Continue the forum thread about bottled spring water, starting right after its final sentence.

# [Text provided]
● ● ● ● ●

Good question to ask the MacNutt.

MacNutt, your information did not really answer any questions - did get a chuckle out of "small family run company" - still have partners or not?
Bottled by hand does not sound clean.... what do you do, stand besides a faucet and will bottles one by one?

How come Carley Springs is not listed here? http://www.cbwa-bottledwater.org/en/brands.htm


3PPM looks like a good number but as MS pointed out, I can get better in most high school labs... and for anyone who's tasted distilled water it not that great...
So MacNutt, what else do you have in your "dead" water?


----------



## Elias26 (Apr 19, 2005)

Oh leave the poor guy alone. Let him think his water is the best. He isn't hurting anyone by saying that. 

Poor MacNuttsy.. being picked on.


----------



## used to be jwoodget (Aug 22, 2002)

That must be at least 5 unsolicited adverts for Carley Spring water in this thread. Has any money been transfered to EhMac? Just wondering.....


----------



## iPetie (Nov 25, 2003)

used to be jwoodget said:


> That must be at least 5 unsolicited adverts for Carley Spring water in this thread. Has any money been transfered to EhMac? Just wondering.....


Ya, really, I just did a google search for "Carley Spring water" and look what came up. This thread and Encorp pacific. Who Are?


----------



## martman (May 5, 2005)

Sine you have not said you are familliar with the plastic mimicing estrogen issue and since you claim to be all about safty and purity I am assuming you don't know about this issue and am posting information on it.
http://www.mindfully.org/Plastic/Monomers/BPA-Risk-Bottles13apr05.htm


> tudy Cites Risk of Compound in Plastic Bottles
> Report urges the EPA to restrict bisphenol A, found widely in liquid and food containers
> MARLA CONE /s Los Angeles Times 13apr2005
> 
> ...


Now are you going to continue to ingnore my request for comment or are you ready to discuss this?


----------



## MacNutt (Jan 16, 2002)

I'm ready to discuss it all day long.

But I'm also ready to point out to you that there is not really any alternative to high quality Canadian made PET bottles right now. None at all, really.

Glass would be good...but no one wants to actually PAY for it. So this alternative is not available.

● ● ● ● ●

# [Data lines]
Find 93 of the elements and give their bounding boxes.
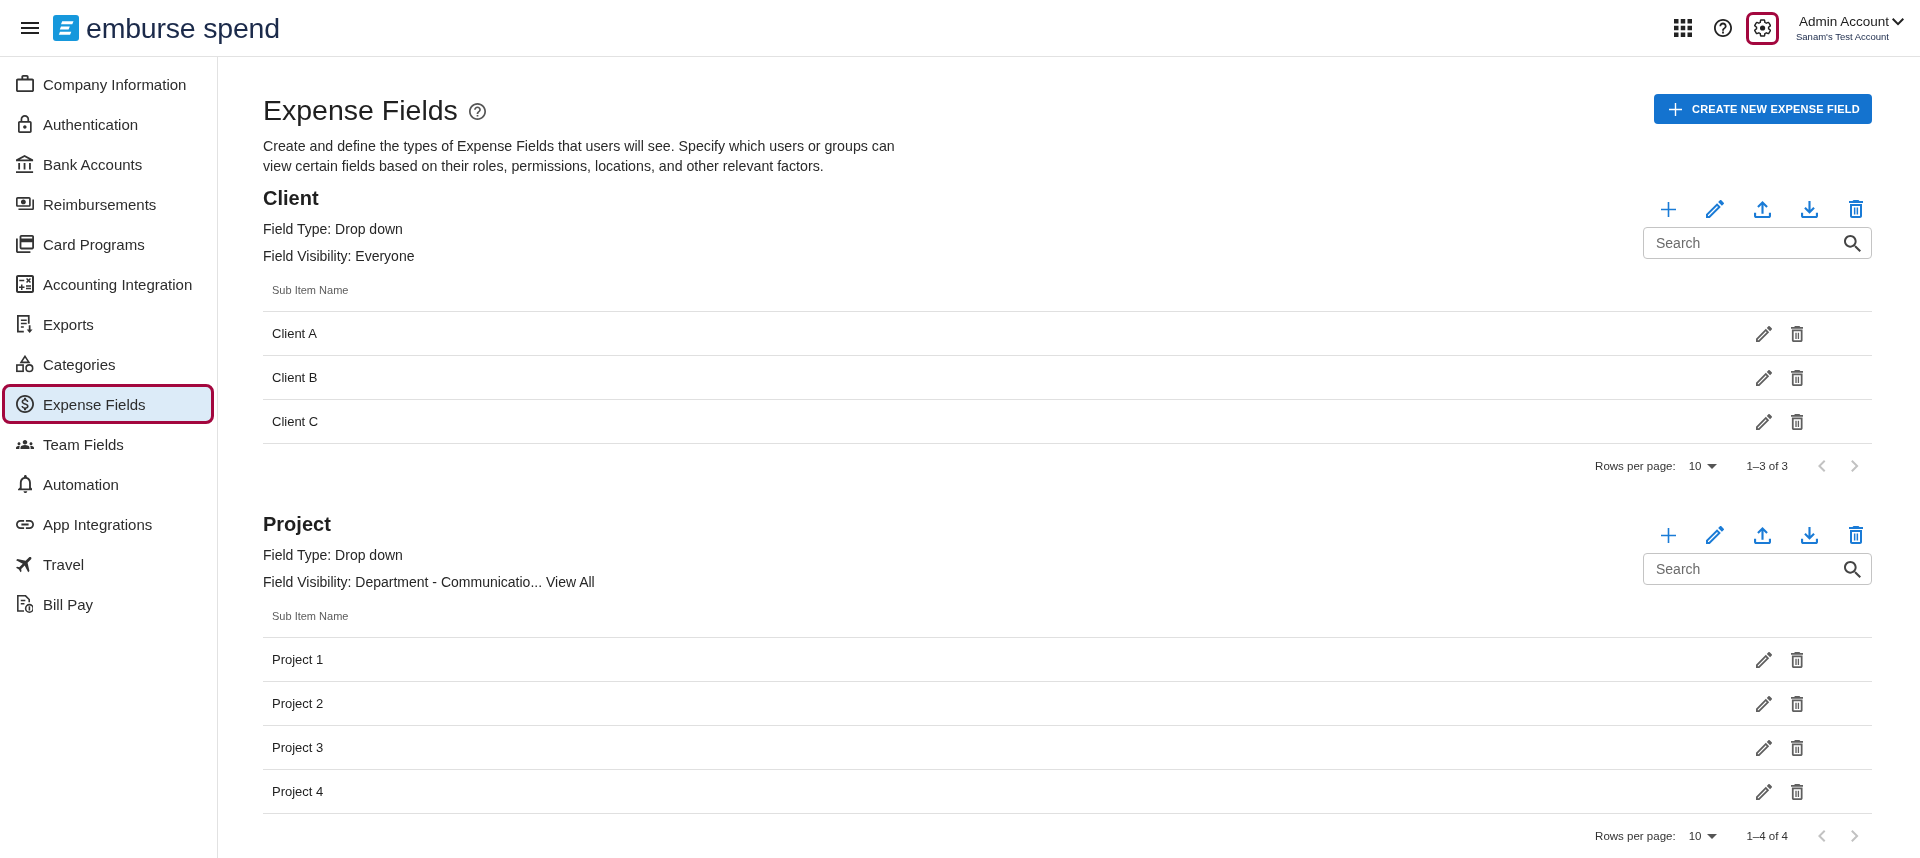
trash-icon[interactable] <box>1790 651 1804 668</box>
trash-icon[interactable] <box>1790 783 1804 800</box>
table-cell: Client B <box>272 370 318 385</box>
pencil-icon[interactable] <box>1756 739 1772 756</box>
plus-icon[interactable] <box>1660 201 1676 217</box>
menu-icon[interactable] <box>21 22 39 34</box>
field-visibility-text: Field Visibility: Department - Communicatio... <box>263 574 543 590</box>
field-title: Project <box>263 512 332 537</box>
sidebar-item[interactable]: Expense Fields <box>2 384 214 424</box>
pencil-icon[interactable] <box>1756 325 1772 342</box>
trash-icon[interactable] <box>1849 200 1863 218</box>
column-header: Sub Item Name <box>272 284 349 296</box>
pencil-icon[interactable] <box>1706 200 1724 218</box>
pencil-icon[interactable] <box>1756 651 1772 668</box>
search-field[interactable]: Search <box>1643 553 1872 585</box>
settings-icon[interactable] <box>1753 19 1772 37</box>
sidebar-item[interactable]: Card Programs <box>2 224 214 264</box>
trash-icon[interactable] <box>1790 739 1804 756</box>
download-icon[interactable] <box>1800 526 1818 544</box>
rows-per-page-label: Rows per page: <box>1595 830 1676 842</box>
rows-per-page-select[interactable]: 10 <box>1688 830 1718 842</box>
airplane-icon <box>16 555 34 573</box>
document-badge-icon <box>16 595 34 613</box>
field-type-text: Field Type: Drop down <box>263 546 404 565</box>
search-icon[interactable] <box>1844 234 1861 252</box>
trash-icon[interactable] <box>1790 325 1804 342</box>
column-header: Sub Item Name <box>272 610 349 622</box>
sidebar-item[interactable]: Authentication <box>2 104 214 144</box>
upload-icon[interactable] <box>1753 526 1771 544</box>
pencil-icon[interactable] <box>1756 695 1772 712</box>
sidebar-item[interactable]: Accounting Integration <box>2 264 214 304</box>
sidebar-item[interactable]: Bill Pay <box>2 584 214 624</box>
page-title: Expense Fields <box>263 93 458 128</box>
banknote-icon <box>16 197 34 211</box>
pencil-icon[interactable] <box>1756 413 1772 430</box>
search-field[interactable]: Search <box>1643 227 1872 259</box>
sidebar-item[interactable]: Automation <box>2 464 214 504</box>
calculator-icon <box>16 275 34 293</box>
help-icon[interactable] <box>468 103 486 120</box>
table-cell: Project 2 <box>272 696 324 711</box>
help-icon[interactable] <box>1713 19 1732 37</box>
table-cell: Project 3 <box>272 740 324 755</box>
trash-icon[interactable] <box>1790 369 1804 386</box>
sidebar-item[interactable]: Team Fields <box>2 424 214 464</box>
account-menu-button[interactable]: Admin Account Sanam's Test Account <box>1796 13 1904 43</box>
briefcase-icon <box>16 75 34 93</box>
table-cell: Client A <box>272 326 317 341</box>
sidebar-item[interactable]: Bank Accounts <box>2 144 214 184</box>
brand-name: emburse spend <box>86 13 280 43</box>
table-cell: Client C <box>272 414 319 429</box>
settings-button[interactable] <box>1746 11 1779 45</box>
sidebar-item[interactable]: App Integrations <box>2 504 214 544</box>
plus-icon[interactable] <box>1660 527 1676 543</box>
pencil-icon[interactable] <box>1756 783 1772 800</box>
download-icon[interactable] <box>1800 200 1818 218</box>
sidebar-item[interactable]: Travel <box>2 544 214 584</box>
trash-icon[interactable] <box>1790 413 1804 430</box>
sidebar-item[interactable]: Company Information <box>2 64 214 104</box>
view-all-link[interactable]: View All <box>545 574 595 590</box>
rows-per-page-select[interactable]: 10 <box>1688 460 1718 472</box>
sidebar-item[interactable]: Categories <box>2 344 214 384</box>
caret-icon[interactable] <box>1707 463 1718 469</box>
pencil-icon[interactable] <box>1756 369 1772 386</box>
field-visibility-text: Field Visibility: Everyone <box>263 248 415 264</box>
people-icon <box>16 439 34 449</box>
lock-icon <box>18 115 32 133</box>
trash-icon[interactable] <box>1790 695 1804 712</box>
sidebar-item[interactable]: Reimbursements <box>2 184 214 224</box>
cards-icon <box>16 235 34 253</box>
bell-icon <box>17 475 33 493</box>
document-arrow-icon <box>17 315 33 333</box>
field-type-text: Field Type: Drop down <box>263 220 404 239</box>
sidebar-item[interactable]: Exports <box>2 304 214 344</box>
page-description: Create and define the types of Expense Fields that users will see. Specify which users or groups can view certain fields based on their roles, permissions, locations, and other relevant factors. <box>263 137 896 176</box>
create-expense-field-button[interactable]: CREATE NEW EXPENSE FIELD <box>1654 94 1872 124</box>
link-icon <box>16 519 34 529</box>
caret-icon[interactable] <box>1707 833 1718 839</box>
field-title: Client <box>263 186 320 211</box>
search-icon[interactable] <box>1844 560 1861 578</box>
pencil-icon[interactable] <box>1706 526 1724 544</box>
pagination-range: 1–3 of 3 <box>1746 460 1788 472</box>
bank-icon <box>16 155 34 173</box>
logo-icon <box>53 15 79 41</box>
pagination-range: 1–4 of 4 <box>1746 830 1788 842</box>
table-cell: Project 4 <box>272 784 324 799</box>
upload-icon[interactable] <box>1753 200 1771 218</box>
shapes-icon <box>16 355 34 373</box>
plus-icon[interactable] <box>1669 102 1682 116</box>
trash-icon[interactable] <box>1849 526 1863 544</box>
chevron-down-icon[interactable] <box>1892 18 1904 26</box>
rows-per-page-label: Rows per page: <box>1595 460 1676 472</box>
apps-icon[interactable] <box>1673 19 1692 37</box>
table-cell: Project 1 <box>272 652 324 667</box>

● ● ● ● ●

# [Output of the task]
About once each six months we come across a customer who demands that their water be bottled in glass containers. We point out to them the simple basic fact that there is 900 feet of food grade plastic pipe between our natural spring and our bottling faclity. Then we point out that there is food-grade plastic pipe in ALL of our bottling facility (it's BETTER than any metal alternative! We KNOW! We've checked!)

That's about time that this person runs out of gas and begins to mumble a bit. Then they balk at the quoted cost for a specialised glass bottle. Every SINGLE TIME!!

Then they usualy order a home delivery of bottled water from Carley Spring.

Because...when it comes right down to basics...Carley Spring is BETTER than the alternative! Which is almost always filtered tap water.

All told, we have about 450 home delivery customers right now...and growing FAST! Plus about one hundred and fifty businesses who consume almost the same amount of bottled water amongst them as all of our home delivery customers. Plus...we have ALL of the most organic health food stores in our area, and ALL of the most exclusive spas, here on Salt Spring Island these days. And a fair chunk of the same on Vancouver Island as well...

We are the best choice out of ALL the other choices when it comes to bottled water. Obviously. 

Trust me on this.


----------



## ArtistSeries (Nov 8, 2004)

To paraphrase UTBJ
That must be at least 6 unsolicited adverts for Carley Spring water in this thread. Has any money been transfered to EhMac? Just wondering.....

and may I add, no questions answered....
The spirit of Joseph Myers lives on....


----------



## MaxPower (Jan 30, 2003)

ArtistSeries said:


> To paraphrase UTBJ
> That must be at least 6 unsolicited adverts for Carley Spring water in this thread. Has any money been transfered to EhMac? Just wondering.....
> 
> and may I add, no questions answered....
> The spirit of Joseph Myers lives on....


 Again, I thought he answered every one of your questions. You just don't want to see that.


----------



## MaxPower (Jan 30, 2003)

MacNutt said:


> ....Then we point out that there is food-grade plastic pipe in ALL of our bottling facility (it's BETTER than any metal alternative! We KNOW! We've checked!)
> ...Trust me on this.


I'm gonna have to call ya on that one MacNutt.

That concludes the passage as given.